Work instructions: Search the material for the string "lives" and copy each line where it occurs.
— BEGIN Supplied records —
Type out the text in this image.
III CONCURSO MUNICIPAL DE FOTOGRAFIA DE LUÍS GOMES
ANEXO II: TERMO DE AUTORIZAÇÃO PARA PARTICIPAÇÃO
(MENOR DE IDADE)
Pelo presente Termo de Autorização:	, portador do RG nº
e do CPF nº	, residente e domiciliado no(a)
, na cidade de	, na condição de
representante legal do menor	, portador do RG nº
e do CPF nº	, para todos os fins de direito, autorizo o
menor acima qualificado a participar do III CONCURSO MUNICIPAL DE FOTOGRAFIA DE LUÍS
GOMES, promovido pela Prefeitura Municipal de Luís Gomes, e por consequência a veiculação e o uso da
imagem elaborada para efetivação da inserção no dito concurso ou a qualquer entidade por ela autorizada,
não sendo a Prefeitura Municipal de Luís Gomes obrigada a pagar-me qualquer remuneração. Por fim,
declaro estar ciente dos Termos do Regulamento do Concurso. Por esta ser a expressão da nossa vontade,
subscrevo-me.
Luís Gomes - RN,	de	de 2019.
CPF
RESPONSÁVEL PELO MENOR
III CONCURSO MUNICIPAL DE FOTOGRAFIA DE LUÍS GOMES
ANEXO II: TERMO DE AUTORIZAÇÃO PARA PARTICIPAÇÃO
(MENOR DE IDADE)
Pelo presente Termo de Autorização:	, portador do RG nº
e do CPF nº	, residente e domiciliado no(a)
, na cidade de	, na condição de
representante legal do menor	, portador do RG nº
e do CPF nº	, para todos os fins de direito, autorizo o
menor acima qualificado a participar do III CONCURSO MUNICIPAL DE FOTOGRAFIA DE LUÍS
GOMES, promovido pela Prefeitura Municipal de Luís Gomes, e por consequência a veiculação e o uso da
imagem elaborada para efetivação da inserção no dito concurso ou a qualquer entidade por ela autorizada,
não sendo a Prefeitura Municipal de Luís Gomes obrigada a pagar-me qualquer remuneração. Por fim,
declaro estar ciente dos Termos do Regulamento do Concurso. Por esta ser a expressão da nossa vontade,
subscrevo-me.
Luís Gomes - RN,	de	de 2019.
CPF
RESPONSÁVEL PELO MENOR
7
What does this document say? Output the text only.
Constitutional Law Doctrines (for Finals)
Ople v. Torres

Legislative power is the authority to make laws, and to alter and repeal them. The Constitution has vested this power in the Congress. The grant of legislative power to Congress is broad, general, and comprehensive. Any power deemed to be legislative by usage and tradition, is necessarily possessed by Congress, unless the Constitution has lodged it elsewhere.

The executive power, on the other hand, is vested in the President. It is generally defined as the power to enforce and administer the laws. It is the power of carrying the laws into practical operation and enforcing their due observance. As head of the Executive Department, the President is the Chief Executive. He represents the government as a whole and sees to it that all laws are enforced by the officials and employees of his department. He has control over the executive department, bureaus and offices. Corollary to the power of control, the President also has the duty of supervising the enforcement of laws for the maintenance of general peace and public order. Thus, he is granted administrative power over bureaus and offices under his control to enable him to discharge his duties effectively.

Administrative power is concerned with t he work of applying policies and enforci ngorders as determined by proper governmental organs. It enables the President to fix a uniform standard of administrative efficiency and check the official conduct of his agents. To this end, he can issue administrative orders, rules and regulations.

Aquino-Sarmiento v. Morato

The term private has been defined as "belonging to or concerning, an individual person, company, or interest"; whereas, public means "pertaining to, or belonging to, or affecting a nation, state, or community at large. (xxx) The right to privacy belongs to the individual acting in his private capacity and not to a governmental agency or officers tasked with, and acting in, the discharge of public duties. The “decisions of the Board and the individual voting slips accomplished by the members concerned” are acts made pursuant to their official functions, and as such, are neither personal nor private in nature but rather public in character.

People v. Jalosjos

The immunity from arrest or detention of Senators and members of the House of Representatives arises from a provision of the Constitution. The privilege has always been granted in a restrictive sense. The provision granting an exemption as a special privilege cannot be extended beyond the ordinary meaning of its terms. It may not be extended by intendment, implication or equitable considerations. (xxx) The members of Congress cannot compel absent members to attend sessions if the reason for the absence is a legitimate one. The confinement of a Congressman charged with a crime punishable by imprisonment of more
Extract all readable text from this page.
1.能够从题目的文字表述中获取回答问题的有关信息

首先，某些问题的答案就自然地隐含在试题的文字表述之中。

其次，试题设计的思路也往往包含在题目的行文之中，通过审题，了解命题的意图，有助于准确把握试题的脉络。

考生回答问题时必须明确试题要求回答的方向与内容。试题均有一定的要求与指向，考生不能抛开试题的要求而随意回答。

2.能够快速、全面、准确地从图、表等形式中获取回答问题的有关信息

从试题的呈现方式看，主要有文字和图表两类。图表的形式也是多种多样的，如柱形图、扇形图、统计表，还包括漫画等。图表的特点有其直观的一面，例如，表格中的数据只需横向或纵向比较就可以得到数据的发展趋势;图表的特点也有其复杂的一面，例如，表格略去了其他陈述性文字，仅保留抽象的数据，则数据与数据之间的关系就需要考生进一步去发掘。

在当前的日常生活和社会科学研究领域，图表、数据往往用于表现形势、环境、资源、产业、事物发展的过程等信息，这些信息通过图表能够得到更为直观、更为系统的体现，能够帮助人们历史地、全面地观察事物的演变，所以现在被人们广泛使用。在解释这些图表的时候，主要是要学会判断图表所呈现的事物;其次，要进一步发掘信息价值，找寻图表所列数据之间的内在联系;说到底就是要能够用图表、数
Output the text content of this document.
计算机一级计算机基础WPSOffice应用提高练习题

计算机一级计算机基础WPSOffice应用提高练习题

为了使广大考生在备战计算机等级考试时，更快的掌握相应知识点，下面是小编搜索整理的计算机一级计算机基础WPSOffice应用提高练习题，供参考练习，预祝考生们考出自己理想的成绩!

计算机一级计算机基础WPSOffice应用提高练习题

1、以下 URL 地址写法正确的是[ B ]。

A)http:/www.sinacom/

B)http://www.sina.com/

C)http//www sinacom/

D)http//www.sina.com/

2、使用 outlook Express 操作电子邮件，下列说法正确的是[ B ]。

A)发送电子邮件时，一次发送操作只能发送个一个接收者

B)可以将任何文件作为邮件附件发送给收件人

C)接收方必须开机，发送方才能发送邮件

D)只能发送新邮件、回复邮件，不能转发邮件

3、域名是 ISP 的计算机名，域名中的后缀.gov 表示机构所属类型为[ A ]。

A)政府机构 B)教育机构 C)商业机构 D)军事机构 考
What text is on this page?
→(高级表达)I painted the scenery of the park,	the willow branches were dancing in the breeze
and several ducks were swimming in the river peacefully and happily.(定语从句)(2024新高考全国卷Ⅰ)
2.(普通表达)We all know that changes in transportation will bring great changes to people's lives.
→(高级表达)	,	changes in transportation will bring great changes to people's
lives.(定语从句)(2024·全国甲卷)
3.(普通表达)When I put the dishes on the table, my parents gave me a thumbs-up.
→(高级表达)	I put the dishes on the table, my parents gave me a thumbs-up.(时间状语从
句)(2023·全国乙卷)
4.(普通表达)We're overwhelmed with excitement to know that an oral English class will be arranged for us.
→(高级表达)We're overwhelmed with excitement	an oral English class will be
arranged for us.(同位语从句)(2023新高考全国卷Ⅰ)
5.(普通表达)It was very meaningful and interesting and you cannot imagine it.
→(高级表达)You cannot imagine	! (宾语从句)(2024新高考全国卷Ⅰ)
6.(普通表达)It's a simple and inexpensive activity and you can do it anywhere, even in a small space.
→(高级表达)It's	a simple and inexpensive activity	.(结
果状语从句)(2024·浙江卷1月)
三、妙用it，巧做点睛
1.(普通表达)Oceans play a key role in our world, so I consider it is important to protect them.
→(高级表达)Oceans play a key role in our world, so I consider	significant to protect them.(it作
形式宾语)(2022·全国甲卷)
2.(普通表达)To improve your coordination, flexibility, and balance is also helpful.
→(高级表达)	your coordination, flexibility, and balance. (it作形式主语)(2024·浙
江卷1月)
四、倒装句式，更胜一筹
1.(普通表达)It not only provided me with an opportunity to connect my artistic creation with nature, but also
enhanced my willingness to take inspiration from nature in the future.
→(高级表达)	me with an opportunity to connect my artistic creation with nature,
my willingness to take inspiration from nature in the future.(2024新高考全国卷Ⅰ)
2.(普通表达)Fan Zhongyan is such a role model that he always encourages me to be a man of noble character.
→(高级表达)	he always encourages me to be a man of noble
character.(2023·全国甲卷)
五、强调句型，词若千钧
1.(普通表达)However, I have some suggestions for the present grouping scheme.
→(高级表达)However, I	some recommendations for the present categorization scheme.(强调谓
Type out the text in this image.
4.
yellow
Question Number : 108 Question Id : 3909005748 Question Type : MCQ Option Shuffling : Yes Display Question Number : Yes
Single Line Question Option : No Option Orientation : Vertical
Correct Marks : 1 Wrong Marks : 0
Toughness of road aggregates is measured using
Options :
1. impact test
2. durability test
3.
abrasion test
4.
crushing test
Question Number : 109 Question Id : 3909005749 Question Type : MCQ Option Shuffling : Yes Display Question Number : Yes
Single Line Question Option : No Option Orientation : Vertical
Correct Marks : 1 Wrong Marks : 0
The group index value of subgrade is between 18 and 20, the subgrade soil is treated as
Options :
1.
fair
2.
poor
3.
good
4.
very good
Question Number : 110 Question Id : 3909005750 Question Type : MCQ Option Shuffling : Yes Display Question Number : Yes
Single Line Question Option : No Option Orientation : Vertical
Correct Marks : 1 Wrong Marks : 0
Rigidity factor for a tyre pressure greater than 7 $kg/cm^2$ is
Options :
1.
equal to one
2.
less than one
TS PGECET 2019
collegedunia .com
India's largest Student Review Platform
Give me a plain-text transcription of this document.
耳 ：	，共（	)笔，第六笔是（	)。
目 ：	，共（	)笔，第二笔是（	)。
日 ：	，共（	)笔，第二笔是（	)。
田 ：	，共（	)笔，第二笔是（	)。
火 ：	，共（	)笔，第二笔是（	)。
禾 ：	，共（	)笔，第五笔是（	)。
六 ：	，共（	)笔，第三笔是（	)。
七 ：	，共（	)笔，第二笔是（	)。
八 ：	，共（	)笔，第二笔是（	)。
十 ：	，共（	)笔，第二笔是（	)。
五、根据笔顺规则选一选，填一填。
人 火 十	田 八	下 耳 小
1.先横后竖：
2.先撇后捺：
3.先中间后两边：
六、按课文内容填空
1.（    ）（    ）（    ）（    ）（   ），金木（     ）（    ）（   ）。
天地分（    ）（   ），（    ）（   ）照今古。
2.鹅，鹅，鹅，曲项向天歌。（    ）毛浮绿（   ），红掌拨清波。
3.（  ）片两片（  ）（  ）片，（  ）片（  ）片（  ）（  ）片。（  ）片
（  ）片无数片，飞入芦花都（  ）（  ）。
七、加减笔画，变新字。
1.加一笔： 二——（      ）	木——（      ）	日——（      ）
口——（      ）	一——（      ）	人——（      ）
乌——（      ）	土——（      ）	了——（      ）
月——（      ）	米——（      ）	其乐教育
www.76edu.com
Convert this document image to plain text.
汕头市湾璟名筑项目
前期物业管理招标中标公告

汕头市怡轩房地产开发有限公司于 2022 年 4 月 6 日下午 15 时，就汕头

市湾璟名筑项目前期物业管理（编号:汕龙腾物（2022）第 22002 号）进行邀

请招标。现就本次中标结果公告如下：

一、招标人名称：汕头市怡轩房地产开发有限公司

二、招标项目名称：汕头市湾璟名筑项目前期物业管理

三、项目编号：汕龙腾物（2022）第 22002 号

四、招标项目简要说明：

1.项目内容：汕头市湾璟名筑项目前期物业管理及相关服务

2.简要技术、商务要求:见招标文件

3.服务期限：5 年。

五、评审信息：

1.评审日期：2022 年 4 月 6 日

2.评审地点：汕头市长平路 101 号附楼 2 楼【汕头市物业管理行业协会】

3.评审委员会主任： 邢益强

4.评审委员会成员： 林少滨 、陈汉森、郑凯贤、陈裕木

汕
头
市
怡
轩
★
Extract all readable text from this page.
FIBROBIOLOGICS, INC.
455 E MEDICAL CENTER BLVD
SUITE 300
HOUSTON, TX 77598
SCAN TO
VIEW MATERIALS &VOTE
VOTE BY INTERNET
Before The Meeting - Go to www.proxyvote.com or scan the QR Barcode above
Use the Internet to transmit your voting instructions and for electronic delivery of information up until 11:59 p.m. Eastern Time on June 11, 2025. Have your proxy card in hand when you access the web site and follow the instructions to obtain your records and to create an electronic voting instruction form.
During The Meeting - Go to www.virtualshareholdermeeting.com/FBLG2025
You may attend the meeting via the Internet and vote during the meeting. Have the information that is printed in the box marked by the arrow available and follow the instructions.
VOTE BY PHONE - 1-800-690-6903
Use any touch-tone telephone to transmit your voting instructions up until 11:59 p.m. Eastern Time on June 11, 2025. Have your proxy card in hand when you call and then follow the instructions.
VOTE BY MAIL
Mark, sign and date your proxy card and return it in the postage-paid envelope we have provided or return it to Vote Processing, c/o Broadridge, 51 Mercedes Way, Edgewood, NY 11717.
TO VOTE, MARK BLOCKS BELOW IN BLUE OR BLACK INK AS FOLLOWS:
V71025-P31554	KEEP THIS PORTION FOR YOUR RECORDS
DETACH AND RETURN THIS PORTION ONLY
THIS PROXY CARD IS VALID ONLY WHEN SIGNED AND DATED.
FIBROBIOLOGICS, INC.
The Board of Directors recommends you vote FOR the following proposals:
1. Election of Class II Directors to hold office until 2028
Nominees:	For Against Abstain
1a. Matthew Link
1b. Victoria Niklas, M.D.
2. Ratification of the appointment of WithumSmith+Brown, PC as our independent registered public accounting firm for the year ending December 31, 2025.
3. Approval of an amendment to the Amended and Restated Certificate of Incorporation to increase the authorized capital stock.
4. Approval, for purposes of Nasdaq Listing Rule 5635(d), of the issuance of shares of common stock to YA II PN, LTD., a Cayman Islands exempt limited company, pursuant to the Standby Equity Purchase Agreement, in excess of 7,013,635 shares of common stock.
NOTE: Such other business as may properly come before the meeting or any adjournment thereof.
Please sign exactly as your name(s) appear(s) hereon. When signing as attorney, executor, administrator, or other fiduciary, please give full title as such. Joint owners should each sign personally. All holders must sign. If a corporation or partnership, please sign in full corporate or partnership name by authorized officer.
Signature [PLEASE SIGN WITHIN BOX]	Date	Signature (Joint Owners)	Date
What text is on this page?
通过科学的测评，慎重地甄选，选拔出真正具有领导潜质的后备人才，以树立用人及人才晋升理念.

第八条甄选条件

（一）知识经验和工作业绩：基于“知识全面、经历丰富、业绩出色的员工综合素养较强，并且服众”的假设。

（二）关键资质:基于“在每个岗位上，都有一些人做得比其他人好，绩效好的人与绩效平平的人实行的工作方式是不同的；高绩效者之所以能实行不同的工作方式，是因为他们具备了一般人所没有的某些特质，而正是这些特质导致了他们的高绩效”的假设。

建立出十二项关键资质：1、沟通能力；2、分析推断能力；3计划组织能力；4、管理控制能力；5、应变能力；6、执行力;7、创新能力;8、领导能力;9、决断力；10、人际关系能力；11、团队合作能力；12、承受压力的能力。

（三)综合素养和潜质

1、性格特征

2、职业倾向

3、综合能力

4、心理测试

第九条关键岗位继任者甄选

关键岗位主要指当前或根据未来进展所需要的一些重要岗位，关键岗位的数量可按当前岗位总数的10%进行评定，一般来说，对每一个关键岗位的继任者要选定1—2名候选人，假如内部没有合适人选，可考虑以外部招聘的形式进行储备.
— END Supplied records —
Response for this exercise:
2.(普通表达)We all know that changes in transportation will bring great changes to people's lives.
lives.(定语从句)(2024·全国甲卷)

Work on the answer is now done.